WORK REQUIRED – Take from the listing each line that has the string "网红城市".

DATASET RECORDS –
>>>>>
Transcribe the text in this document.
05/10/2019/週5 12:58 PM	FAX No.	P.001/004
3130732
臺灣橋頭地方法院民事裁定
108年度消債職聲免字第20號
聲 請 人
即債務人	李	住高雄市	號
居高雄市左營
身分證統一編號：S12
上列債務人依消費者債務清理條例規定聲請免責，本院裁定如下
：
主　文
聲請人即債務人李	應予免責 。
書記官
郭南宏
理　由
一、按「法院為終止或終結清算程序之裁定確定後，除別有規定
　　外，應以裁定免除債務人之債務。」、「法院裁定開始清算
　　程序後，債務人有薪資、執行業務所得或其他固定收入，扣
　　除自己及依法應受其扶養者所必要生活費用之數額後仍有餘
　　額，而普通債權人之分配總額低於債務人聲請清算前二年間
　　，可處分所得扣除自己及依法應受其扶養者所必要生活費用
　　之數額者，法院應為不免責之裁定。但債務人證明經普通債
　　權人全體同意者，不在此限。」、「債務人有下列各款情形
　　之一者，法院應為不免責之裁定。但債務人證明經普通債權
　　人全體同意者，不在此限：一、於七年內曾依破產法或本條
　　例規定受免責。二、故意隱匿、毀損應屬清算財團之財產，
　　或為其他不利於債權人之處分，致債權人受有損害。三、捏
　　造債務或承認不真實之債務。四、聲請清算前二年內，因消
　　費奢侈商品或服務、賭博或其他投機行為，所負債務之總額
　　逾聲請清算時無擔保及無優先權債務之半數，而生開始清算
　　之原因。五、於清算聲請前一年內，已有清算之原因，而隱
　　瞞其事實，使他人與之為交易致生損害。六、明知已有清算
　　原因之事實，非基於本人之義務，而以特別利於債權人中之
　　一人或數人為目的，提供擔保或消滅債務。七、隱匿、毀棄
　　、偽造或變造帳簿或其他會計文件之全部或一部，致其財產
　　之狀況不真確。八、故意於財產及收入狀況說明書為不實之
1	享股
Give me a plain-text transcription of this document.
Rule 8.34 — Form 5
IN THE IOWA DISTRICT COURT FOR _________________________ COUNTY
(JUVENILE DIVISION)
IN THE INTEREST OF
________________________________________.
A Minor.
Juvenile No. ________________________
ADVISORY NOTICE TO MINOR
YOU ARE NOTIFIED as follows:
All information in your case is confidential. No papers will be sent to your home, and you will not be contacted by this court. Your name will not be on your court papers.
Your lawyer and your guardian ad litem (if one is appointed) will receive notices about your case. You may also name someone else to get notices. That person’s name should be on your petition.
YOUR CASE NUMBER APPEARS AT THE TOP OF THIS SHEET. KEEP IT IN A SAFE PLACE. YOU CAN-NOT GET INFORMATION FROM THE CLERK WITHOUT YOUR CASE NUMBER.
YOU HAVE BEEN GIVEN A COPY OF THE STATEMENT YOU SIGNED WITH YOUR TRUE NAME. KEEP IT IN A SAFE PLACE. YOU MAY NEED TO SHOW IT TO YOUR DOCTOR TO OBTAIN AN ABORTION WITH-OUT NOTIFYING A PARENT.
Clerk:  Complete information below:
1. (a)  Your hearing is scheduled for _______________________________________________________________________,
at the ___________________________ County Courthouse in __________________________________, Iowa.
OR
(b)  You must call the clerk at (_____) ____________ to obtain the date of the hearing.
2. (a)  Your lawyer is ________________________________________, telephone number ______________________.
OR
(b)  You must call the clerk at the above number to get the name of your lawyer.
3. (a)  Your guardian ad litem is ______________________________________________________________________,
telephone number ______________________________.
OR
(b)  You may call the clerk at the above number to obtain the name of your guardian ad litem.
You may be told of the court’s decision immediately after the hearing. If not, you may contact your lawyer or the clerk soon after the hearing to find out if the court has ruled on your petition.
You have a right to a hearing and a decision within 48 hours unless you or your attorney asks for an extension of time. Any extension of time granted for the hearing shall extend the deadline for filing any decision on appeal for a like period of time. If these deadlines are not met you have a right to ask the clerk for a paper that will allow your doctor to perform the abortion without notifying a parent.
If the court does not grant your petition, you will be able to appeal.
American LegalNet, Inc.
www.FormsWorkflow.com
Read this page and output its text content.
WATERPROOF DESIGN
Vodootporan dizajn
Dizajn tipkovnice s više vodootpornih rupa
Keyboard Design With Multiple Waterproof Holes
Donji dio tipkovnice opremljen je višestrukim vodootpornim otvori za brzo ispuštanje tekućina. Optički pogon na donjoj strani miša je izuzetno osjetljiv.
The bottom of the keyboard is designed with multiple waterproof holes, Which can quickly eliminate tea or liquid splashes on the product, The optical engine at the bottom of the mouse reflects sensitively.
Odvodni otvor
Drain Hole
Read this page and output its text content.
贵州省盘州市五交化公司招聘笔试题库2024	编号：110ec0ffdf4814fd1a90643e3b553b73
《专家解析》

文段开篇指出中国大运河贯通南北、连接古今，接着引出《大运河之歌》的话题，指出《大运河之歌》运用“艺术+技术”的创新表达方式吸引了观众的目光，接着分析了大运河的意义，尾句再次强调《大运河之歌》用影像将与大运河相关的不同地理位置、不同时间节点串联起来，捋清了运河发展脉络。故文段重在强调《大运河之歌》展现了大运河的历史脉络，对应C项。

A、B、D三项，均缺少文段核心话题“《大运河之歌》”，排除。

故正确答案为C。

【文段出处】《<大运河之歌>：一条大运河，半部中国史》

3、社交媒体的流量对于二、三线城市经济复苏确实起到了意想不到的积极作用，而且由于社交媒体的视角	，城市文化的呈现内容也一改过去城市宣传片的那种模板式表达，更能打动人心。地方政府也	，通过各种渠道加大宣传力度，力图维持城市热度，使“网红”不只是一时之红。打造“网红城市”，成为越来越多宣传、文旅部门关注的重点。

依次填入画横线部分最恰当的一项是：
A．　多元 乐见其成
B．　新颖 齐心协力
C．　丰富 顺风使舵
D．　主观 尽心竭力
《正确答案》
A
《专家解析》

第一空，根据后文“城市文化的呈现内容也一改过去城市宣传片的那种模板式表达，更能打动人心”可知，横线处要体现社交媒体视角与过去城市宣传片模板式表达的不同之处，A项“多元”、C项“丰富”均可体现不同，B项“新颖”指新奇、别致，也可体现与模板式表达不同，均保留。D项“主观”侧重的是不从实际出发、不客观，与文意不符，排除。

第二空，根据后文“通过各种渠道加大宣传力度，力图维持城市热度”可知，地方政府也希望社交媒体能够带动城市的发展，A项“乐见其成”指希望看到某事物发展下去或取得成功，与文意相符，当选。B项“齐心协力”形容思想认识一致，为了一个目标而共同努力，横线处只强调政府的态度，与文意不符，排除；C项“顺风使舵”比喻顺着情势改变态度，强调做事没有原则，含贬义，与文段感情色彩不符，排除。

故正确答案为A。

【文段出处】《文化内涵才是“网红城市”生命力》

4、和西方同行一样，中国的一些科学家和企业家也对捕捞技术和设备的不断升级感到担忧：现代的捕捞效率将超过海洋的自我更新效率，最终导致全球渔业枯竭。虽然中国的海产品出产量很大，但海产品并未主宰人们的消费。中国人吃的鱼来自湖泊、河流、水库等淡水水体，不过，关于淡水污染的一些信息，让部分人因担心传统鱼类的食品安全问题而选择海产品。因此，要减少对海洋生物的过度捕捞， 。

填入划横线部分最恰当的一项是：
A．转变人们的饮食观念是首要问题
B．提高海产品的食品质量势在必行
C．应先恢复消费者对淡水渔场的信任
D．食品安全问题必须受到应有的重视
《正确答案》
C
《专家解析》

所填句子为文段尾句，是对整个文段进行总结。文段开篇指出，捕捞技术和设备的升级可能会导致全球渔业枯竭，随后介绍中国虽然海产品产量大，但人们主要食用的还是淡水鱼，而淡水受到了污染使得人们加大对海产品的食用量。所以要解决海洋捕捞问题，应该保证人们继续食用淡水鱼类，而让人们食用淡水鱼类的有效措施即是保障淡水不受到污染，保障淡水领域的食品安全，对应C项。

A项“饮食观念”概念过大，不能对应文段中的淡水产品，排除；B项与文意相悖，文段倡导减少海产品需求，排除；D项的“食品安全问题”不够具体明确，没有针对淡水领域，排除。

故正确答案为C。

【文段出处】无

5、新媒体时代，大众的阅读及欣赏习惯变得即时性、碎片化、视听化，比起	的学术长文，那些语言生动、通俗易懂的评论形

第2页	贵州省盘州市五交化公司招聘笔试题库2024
<<<<<
THE OUTPUT –
3、社交媒体的流量对于二、三线城市经济复苏确实起到了意想不到的积极作用，而且由于社交媒体的视角	，城市文化的呈现内容也一改过去城市宣传片的那种模板式表达，更能打动人心。地方政府也	，通过各种渠道加大宣传力度，力图维持城市热度，使“网红”不只是一时之红。打造“网红城市”，成为越来越多宣传、文旅部门关注的重点。
【文段出处】《文化内涵才是“网红城市”生命力》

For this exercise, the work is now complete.